Write out, unchanged, the lines from the one holding "Parse this screenshot: output" to the close of the listing. Both the first and last lines belong in it.
## Begin DATASET RECORDS
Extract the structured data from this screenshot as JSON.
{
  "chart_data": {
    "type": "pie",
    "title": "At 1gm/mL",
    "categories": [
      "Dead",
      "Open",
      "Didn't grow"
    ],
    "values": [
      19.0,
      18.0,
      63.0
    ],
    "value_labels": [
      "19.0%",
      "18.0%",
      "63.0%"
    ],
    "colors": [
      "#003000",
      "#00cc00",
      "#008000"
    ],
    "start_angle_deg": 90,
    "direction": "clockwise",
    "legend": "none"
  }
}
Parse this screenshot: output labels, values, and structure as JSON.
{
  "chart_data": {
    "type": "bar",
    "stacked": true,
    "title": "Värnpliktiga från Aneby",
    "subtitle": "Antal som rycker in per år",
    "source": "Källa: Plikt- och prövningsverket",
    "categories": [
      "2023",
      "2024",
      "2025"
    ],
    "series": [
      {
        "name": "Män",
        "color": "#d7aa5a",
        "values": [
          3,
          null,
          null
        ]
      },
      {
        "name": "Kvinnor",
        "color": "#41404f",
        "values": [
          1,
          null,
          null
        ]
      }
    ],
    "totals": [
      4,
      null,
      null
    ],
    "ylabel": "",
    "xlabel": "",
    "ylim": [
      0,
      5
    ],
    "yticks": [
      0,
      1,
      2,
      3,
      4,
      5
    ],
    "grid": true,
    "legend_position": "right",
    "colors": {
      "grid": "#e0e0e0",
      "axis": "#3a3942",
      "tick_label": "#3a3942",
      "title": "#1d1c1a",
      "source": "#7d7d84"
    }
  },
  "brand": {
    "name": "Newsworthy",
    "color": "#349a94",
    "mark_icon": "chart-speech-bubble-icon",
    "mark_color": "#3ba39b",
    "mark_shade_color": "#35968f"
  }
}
## End DATASET RECORDS
--- TASK OUTPUT ---
Parse this screenshot: output labels, values, and structure as JSON.
{
  "chart_data": {
    "type": "bar",
    "stacked": true,
    "title": "Värnpliktiga från Aneby",
    "subtitle": "Antal som rycker in per år",
    "source": "Källa: Plikt- och prövningsverket",
    "categories": [
      "2023",
      "2024",
      "2025"
    ],
    "series": [
      {
        "name": "Män",
        "color": "#d7aa5a",
        "values": [
          3,
          null,
          null
        ]
      },
      {
        "name": "Kvinnor",
        "color": "#41404f",
        "values": [
          1,
          null,
          null
        ]
      }
    ],
    "totals": [
      4,
      null,
      null
    ],
    "ylabel": "",
    "xlabel": "",
    "ylim": [
      0,
      5
    ],
    "yticks": [
      0,
      1,
      2,
      3,
      4,
      5
    ],
    "grid": true,
    "legend_position": "right",
    "colors": {
      "grid": "#e0e0e0",
      "axis": "#3a3942",
      "tick_label": "#3a3942",
      "title": "#1d1c1a",
      "source": "#7d7d84"
    }
  },
  "brand": {
    "name": "Newsworthy",
    "color": "#349a94",
    "mark_icon": "chart-speech-bubble-icon",
    "mark_color": "#3ba39b",
    "mark_shade_color": "#35968f"
  }
}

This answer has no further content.